Exercise:
Write out each line word for word. Drop pictures.

---------------

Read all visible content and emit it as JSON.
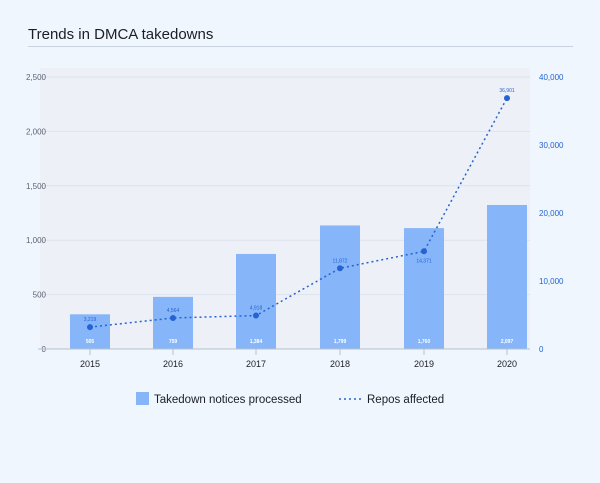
{
  "chart_data": {
    "type": "bar",
    "title": "Trends in DMCA takedowns",
    "categories": [
      "2015",
      "2016",
      "2017",
      "2018",
      "2019",
      "2020"
    ],
    "series": [
      {
        "name": "Takedown notices processed",
        "type": "bar",
        "values": [
          505,
          759,
          1384,
          1799,
          1760,
          2097
        ],
        "labels": [
          "505",
          "759",
          "1,384",
          "1,799",
          "1,760",
          "2,097"
        ],
        "color": "#86b6f9"
      },
      {
        "name": "Repos affected",
        "type": "line",
        "axis": "right",
        "values": [
          3219,
          4564,
          4918,
          11872,
          14371,
          36901
        ],
        "labels": [
          "3,219",
          "4,564",
          "4,918",
          "11,872",
          "14,371",
          "36,901"
        ],
        "color": "#2463d1"
      }
    ],
    "left_axis": {
      "ylim": [
        0,
        2500
      ],
      "ticks": [
        "0",
        "500",
        "1,000",
        "1,500",
        "2,000",
        "2,500"
      ]
    },
    "right_axis": {
      "ylim": [
        0,
        40000
      ],
      "ticks": [
        "0",
        "10,000",
        "20,000",
        "30,000",
        "40,000"
      ]
    },
    "grid": true,
    "legend": "bottom"
  }
}
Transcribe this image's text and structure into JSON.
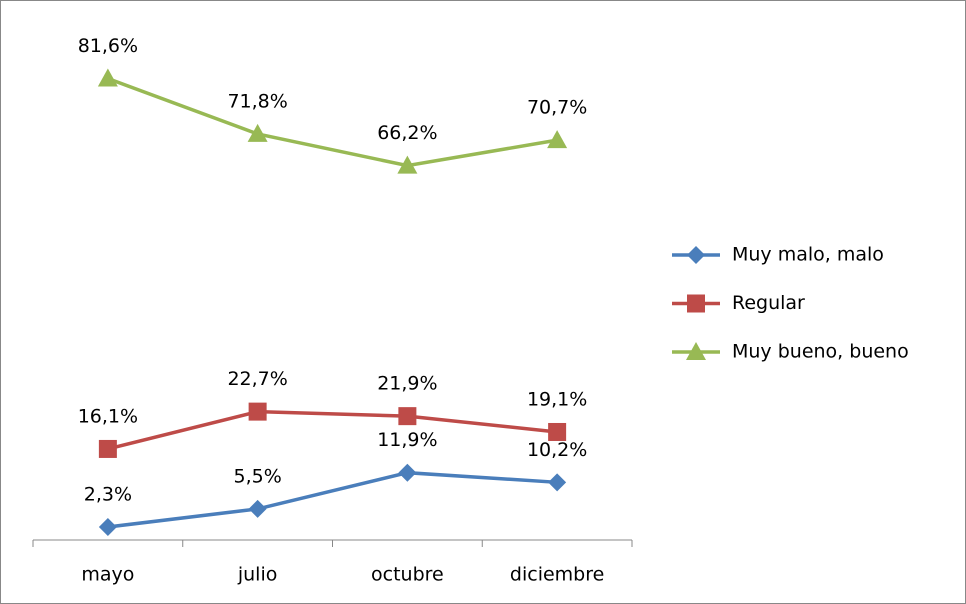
{
  "chart_data": {
    "type": "line",
    "categories": [
      "mayo",
      "julio",
      "octubre",
      "diciembre"
    ],
    "series": [
      {
        "name": "Muy malo, malo",
        "color": "#4a7ebb",
        "marker": "diamond",
        "values": [
          2.3,
          5.5,
          11.9,
          10.2
        ],
        "value_labels": [
          "2,3%",
          "5,5%",
          "11,9%",
          "10,2%"
        ]
      },
      {
        "name": "Regular",
        "color": "#be4b48",
        "marker": "square",
        "values": [
          16.1,
          22.7,
          21.9,
          19.1
        ],
        "value_labels": [
          "16,1%",
          "22,7%",
          "21,9%",
          "19,1%"
        ]
      },
      {
        "name": "Muy bueno, bueno",
        "color": "#98b954",
        "marker": "triangle",
        "values": [
          81.6,
          71.8,
          66.2,
          70.7
        ],
        "value_labels": [
          "81,6%",
          "71,8%",
          "66,2%",
          "70,7%"
        ]
      }
    ],
    "ylim": [
      0,
      90
    ],
    "legend": "right"
  }
}
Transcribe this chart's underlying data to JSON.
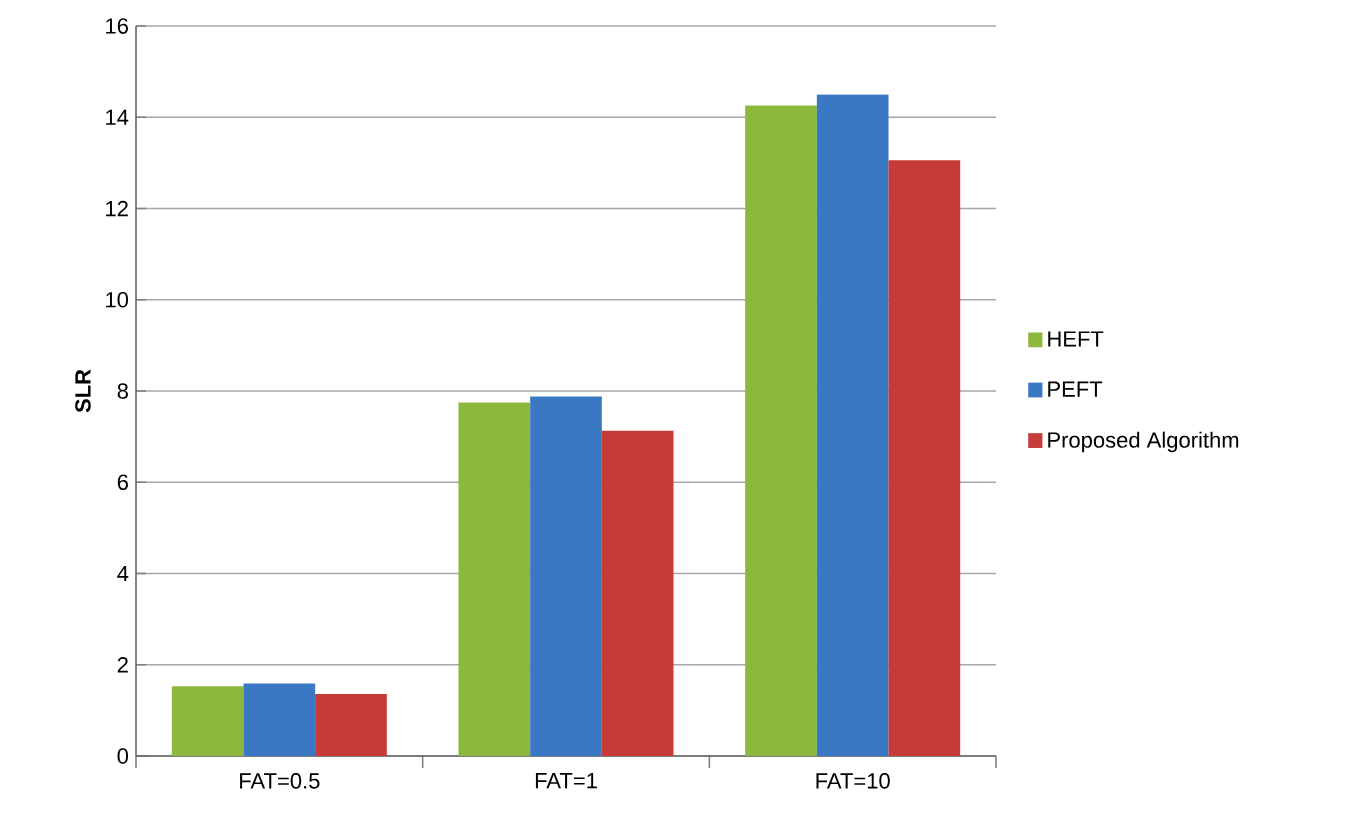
{
  "chart_data": {
    "type": "bar",
    "ylabel": "SLR",
    "categories": [
      "FAT=0.5",
      "FAT=1",
      "FAT=10"
    ],
    "series": [
      {
        "name": "HEFT",
        "color": "#8db83e",
        "values": [
          1.53,
          7.75,
          14.26
        ]
      },
      {
        "name": "PEFT",
        "color": "#3a78c4",
        "values": [
          1.59,
          7.88,
          14.5
        ]
      },
      {
        "name": "Proposed Algorithm",
        "color": "#c63a37",
        "values": [
          1.36,
          7.13,
          13.06
        ]
      }
    ],
    "ylim": [
      0,
      16
    ],
    "yticks": [
      0,
      2,
      4,
      6,
      8,
      10,
      12,
      14,
      16
    ],
    "grid": "y",
    "legend": "right"
  }
}
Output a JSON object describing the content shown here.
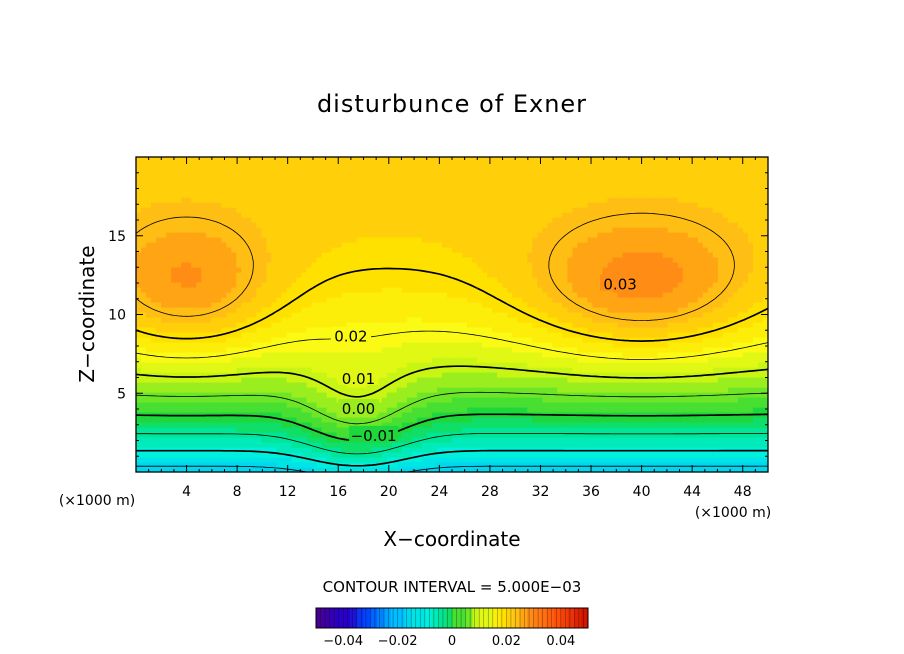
{
  "chart_data": {
    "type": "contour",
    "title": "disturbunce of Exner",
    "xlabel": "X−coordinate",
    "ylabel": "Z−coordinate",
    "x_unit": "(×1000 m)",
    "y_unit": "(×1000 m)",
    "xlim": [
      0,
      50
    ],
    "ylim": [
      0,
      20
    ],
    "x_ticks": [
      4,
      8,
      12,
      16,
      20,
      24,
      28,
      32,
      36,
      40,
      44,
      48
    ],
    "y_ticks": [
      5,
      10,
      15
    ],
    "x_tick_labels": [
      "4",
      "8",
      "12",
      "16",
      "20",
      "24",
      "28",
      "32",
      "36",
      "40",
      "44",
      "48"
    ],
    "y_tick_labels": [
      "5",
      "10",
      "15"
    ],
    "contour_interval_label": "CONTOUR INTERVAL = 5.000E−03",
    "contour_interval": 0.005,
    "contour_labels": [
      {
        "text": "0.03",
        "x": 38.3,
        "z": 11.9
      },
      {
        "text": "0.02",
        "x": 17.0,
        "z": 8.6
      },
      {
        "text": "0.01",
        "x": 17.6,
        "z": 5.9
      },
      {
        "text": "0.00",
        "x": 17.6,
        "z": 4.0
      },
      {
        "text": "−0.01",
        "x": 18.8,
        "z": 2.3
      }
    ],
    "colorbar": {
      "range": [
        -0.05,
        0.05
      ],
      "tick_values": [
        -0.04,
        -0.02,
        0,
        0.02,
        0.04
      ],
      "tick_labels": [
        "−0.04",
        "−0.02",
        "0",
        "0.02",
        "0.04"
      ]
    }
  }
}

---------------

Full output:
Read all visible content and emit it as JSON.
{
  "chart_data": {
    "type": "bar",
    "title": "Trends in DMCA takedowns",
    "categories": [
      "2015",
      "2016",
      "2017",
      "2018",
      "2019",
      "2020"
    ],
    "series": [
      {
        "name": "Takedown notices processed",
        "type": "bar",
        "values": [
          505,
          759,
          1384,
          1799,
          1760,
          2097
        ],
        "labels": [
          "505",
          "759",
          "1,384",
          "1,799",
          "1,760",
          "2,097"
        ],
        "color": "#86b6f9"
      },
      {
        "name": "Repos affected",
        "type": "line",
        "axis": "right",
        "values": [
          3219,
          4564,
          4918,
          11872,
          14371,
          36901
        ],
        "labels": [
          "3,219",
          "4,564",
          "4,918",
          "11,872",
          "14,371",
          "36,901"
        ],
        "color": "#2463d1"
      }
    ],
    "left_axis": {
      "ylim": [
        0,
        2500
      ],
      "ticks": [
        "0",
        "500",
        "1,000",
        "1,500",
        "2,000",
        "2,500"
      ]
    },
    "right_axis": {
      "ylim": [
        0,
        40000
      ],
      "ticks": [
        "0",
        "10,000",
        "20,000",
        "30,000",
        "40,000"
      ]
    },
    "grid": true,
    "legend": "bottom"
  }
}
Transcribe this image's text and structure into JSON.
{
  "chart_data": {
    "type": "line",
    "categories": [
      "mayo",
      "julio",
      "octubre",
      "diciembre"
    ],
    "series": [
      {
        "name": "Muy malo, malo",
        "color": "#4a7ebb",
        "marker": "diamond",
        "values": [
          2.3,
          5.5,
          11.9,
          10.2
        ],
        "value_labels": [
          "2,3%",
          "5,5%",
          "11,9%",
          "10,2%"
        ]
      },
      {
        "name": "Regular",
        "color": "#be4b48",
        "marker": "square",
        "values": [
          16.1,
          22.7,
          21.9,
          19.1
        ],
        "value_labels": [
          "16,1%",
          "22,7%",
          "21,9%",
          "19,1%"
        ]
      },
      {
        "name": "Muy bueno, bueno",
        "color": "#98b954",
        "marker": "triangle",
        "values": [
          81.6,
          71.8,
          66.2,
          70.7
        ],
        "value_labels": [
          "81,6%",
          "71,8%",
          "66,2%",
          "70,7%"
        ]
      }
    ],
    "ylim": [
      0,
      90
    ],
    "legend": "right"
  }
}
Transcribe this chart's underlying data to JSON.
{
  "chart_data": {
    "type": "bar",
    "ylabel": "SLR",
    "categories": [
      "FAT=0.5",
      "FAT=1",
      "FAT=10"
    ],
    "series": [
      {
        "name": "HEFT",
        "color": "#8db83e",
        "values": [
          1.53,
          7.75,
          14.26
        ]
      },
      {
        "name": "PEFT",
        "color": "#3a78c4",
        "values": [
          1.59,
          7.88,
          14.5
        ]
      },
      {
        "name": "Proposed Algorithm",
        "color": "#c63a37",
        "values": [
          1.36,
          7.13,
          13.06
        ]
      }
    ],
    "ylim": [
      0,
      16
    ],
    "yticks": [
      0,
      2,
      4,
      6,
      8,
      10,
      12,
      14,
      16
    ],
    "grid": "y",
    "legend": "right"
  }
}
Output a JSON object describing the content shown here.
{
  "chart_data": {
    "type": "contour",
    "title": "disturbunce of Exner",
    "xlabel": "X−coordinate",
    "ylabel": "Z−coordinate",
    "x_unit": "(×1000 m)",
    "y_unit": "(×1000 m)",
    "xlim": [
      0,
      50
    ],
    "ylim": [
      0,
      20
    ],
    "x_ticks": [
      4,
      8,
      12,
      16,
      20,
      24,
      28,
      32,
      36,
      40,
      44,
      48
    ],
    "y_ticks": [
      5,
      10,
      15
    ],
    "x_tick_labels": [
      "4",
      "8",
      "12",
      "16",
      "20",
      "24",
      "28",
      "32",
      "36",
      "40",
      "44",
      "48"
    ],
    "y_tick_labels": [
      "5",
      "10",
      "15"
    ],
    "contour_interval_label": "CONTOUR INTERVAL = 5.000E−03",
    "contour_interval": 0.005,
    "contour_labels": [
      {
        "text": "0.03",
        "x": 38.3,
        "z": 11.9
      },
      {
        "text": "0.02",
        "x": 17.0,
        "z": 8.6
      },
      {
        "text": "0.01",
        "x": 17.6,
        "z": 5.9
      },
      {
        "text": "0.00",
        "x": 17.6,
        "z": 4.0
      },
      {
        "text": "−0.01",
        "x": 18.8,
        "z": 2.3
      }
    ],
    "colorbar": {
      "range": [
        -0.05,
        0.05
      ],
      "tick_values": [
        -0.04,
        -0.02,
        0,
        0.02,
        0.04
      ],
      "tick_labels": [
        "−0.04",
        "−0.02",
        "0",
        "0.02",
        "0.04"
      ]
    }
  }
}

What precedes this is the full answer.